In the copy, include every entry exactly but none of the images.

═════ Material provided

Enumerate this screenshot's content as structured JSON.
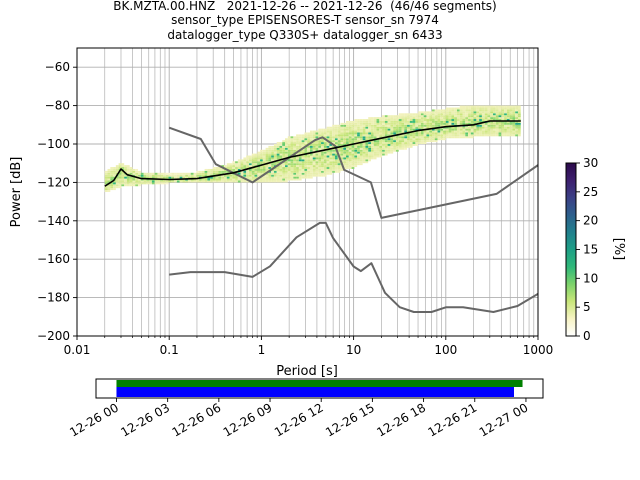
{
  "title": {
    "line1": "BK.MZTA.00.HNZ   2021-12-26 -- 2021-12-26  (46/46 segments)",
    "line2": "sensor_type EPISENSORES-T sensor_sn 7974",
    "line3": "datalogger_type Q330S+ datalogger_sn 6433"
  },
  "chart_data": [
    {
      "type": "heatmap",
      "xlabel": "Period [s]",
      "ylabel": "Power [dB]",
      "xscale": "log",
      "xlim": [
        0.01,
        1000
      ],
      "ylim": [
        -200,
        -50
      ],
      "xticks": [
        {
          "value": 0.01,
          "label": "0.01"
        },
        {
          "value": 0.1,
          "label": "0.1"
        },
        {
          "value": 1,
          "label": "1"
        },
        {
          "value": 10,
          "label": "10"
        },
        {
          "value": 100,
          "label": "100"
        },
        {
          "value": 1000,
          "label": "1000"
        }
      ],
      "yticks": [
        -60,
        -80,
        -100,
        -120,
        -140,
        -160,
        -180,
        -200
      ],
      "grid": true,
      "colorbar": {
        "label": "[%]",
        "range": [
          0,
          30
        ],
        "ticks": [
          0,
          5,
          10,
          15,
          20,
          25,
          30
        ],
        "colormap": [
          "#ffffff",
          "#f7f3c4",
          "#c9e67a",
          "#7cd26b",
          "#2fb87a",
          "#1e9f86",
          "#21808d",
          "#2d5f8c",
          "#3b3f85",
          "#3d1f6e",
          "#2b0a4a"
        ]
      },
      "density_band": {
        "period": [
          0.02,
          0.03,
          0.05,
          0.1,
          0.2,
          0.5,
          1,
          2,
          5,
          10,
          20,
          50,
          100,
          200,
          500,
          650
        ],
        "upper": [
          -115,
          -110,
          -115,
          -116,
          -115,
          -110,
          -104,
          -97,
          -92,
          -88,
          -86,
          -84,
          -82,
          -80,
          -80,
          -80
        ],
        "lower": [
          -125,
          -122,
          -121,
          -120,
          -120,
          -120,
          -120,
          -119,
          -116,
          -112,
          -106,
          -100,
          -97,
          -96,
          -96,
          -96
        ]
      },
      "series": [
        {
          "name": "mean",
          "color": "#000000",
          "x": [
            0.02,
            0.025,
            0.03,
            0.035,
            0.05,
            0.1,
            0.2,
            0.5,
            1,
            2,
            5,
            10,
            20,
            50,
            100,
            200,
            300,
            650
          ],
          "y": [
            -122,
            -119,
            -113,
            -116,
            -118,
            -118.5,
            -118,
            -115,
            -111,
            -107,
            -103,
            -100,
            -97,
            -93,
            -91,
            -90,
            -88,
            -88
          ]
        },
        {
          "name": "high noise model",
          "color": "#666666",
          "x": [
            0.1,
            0.22,
            0.32,
            0.8,
            3.8,
            4.6,
            6.3,
            7.9,
            15.4,
            20,
            354.8,
            1000
          ],
          "y": [
            -91.5,
            -97.4,
            -110.5,
            -120,
            -98,
            -96.5,
            -101,
            -113.5,
            -120,
            -138.5,
            -126,
            -111
          ]
        },
        {
          "name": "low noise model",
          "color": "#666666",
          "x": [
            0.1,
            0.17,
            0.4,
            0.8,
            1.24,
            2.4,
            4.3,
            5,
            6,
            10,
            12,
            15.6,
            21.9,
            31.6,
            45,
            70,
            101,
            154,
            328,
            600,
            1000
          ],
          "y": [
            -168,
            -166.7,
            -166.7,
            -169.2,
            -163.7,
            -148.6,
            -141.1,
            -141.1,
            -149,
            -163.8,
            -166.2,
            -162.1,
            -177.5,
            -185,
            -187.5,
            -187.5,
            -185,
            -185,
            -187.5,
            -184.4,
            -178
          ]
        }
      ]
    },
    {
      "type": "timeline",
      "xticks": [
        "12-26 00",
        "12-26 03",
        "12-26 06",
        "12-26 09",
        "12-26 12",
        "12-26 15",
        "12-26 18",
        "12-26 21",
        "12-27 00"
      ],
      "xlim_hours": [
        -1.2,
        25
      ],
      "bars": [
        {
          "name": "data available",
          "color": "#008000",
          "start_hours": 0,
          "end_hours": 23.8
        },
        {
          "name": "psd segments",
          "color": "#0000ff",
          "start_hours": 0,
          "end_hours": 23.3
        }
      ]
    }
  ]
}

══════════

The result
Enumerate this screenshot's content as structured JSON.
{
  "title": {
    "line1": "BK.MZTA.00.HNZ   2021-12-26 -- 2021-12-26  (46/46 segments)",
    "line2": "sensor_type EPISENSORES-T sensor_sn 7974",
    "line3": "datalogger_type Q330S+ datalogger_sn 6433"
  },
  "chart_data": [
    {
      "type": "heatmap",
      "xlabel": "Period [s]",
      "ylabel": "Power [dB]",
      "xscale": "log",
      "xlim": [
        0.01,
        1000
      ],
      "ylim": [
        -200,
        -50
      ],
      "xticks": [
        {
          "value": 0.01,
          "label": "0.01"
        },
        {
          "value": 0.1,
          "label": "0.1"
        },
        {
          "value": 1,
          "label": "1"
        },
        {
          "value": 10,
          "label": "10"
        },
        {
          "value": 100,
          "label": "100"
        },
        {
          "value": 1000,
          "label": "1000"
        }
      ],
      "yticks": [
        -60,
        -80,
        -100,
        -120,
        -140,
        -160,
        -180,
        -200
      ],
      "grid": true,
      "colorbar": {
        "label": "[%]",
        "range": [
          0,
          30
        ],
        "ticks": [
          0,
          5,
          10,
          15,
          20,
          25,
          30
        ],
        "colormap": [
          "#ffffff",
          "#f7f3c4",
          "#c9e67a",
          "#7cd26b",
          "#2fb87a",
          "#1e9f86",
          "#21808d",
          "#2d5f8c",
          "#3b3f85",
          "#3d1f6e",
          "#2b0a4a"
        ]
      },
      "density_band": {
        "period": [
          0.02,
          0.03,
          0.05,
          0.1,
          0.2,
          0.5,
          1,
          2,
          5,
          10,
          20,
          50,
          100,
          200,
          500,
          650
        ],
        "upper": [
          -115,
          -110,
          -115,
          -116,
          -115,
          -110,
          -104,
          -97,
          -92,
          -88,
          -86,
          -84,
          -82,
          -80,
          -80,
          -80
        ],
        "lower": [
          -125,
          -122,
          -121,
          -120,
          -120,
          -120,
          -120,
          -119,
          -116,
          -112,
          -106,
          -100,
          -97,
          -96,
          -96,
          -96
        ]
      },
      "series": [
        {
          "name": "mean",
          "color": "#000000",
          "x": [
            0.02,
            0.025,
            0.03,
            0.035,
            0.05,
            0.1,
            0.2,
            0.5,
            1,
            2,
            5,
            10,
            20,
            50,
            100,
            200,
            300,
            650
          ],
          "y": [
            -122,
            -119,
            -113,
            -116,
            -118,
            -118.5,
            -118,
            -115,
            -111,
            -107,
            -103,
            -100,
            -97,
            -93,
            -91,
            -90,
            -88,
            -88
          ]
        },
        {
          "name": "high noise model",
          "color": "#666666",
          "x": [
            0.1,
            0.22,
            0.32,
            0.8,
            3.8,
            4.6,
            6.3,
            7.9,
            15.4,
            20,
            354.8,
            1000
          ],
          "y": [
            -91.5,
            -97.4,
            -110.5,
            -120,
            -98,
            -96.5,
            -101,
            -113.5,
            -120,
            -138.5,
            -126,
            -111
          ]
        },
        {
          "name": "low noise model",
          "color": "#666666",
          "x": [
            0.1,
            0.17,
            0.4,
            0.8,
            1.24,
            2.4,
            4.3,
            5,
            6,
            10,
            12,
            15.6,
            21.9,
            31.6,
            45,
            70,
            101,
            154,
            328,
            600,
            1000
          ],
          "y": [
            -168,
            -166.7,
            -166.7,
            -169.2,
            -163.7,
            -148.6,
            -141.1,
            -141.1,
            -149,
            -163.8,
            -166.2,
            -162.1,
            -177.5,
            -185,
            -187.5,
            -187.5,
            -185,
            -185,
            -187.5,
            -184.4,
            -178
          ]
        }
      ]
    },
    {
      "type": "timeline",
      "xticks": [
        "12-26 00",
        "12-26 03",
        "12-26 06",
        "12-26 09",
        "12-26 12",
        "12-26 15",
        "12-26 18",
        "12-26 21",
        "12-27 00"
      ],
      "xlim_hours": [
        -1.2,
        25
      ],
      "bars": [
        {
          "name": "data available",
          "color": "#008000",
          "start_hours": 0,
          "end_hours": 23.8
        },
        {
          "name": "psd segments",
          "color": "#0000ff",
          "start_hours": 0,
          "end_hours": 23.3
        }
      ]
    }
  ]
}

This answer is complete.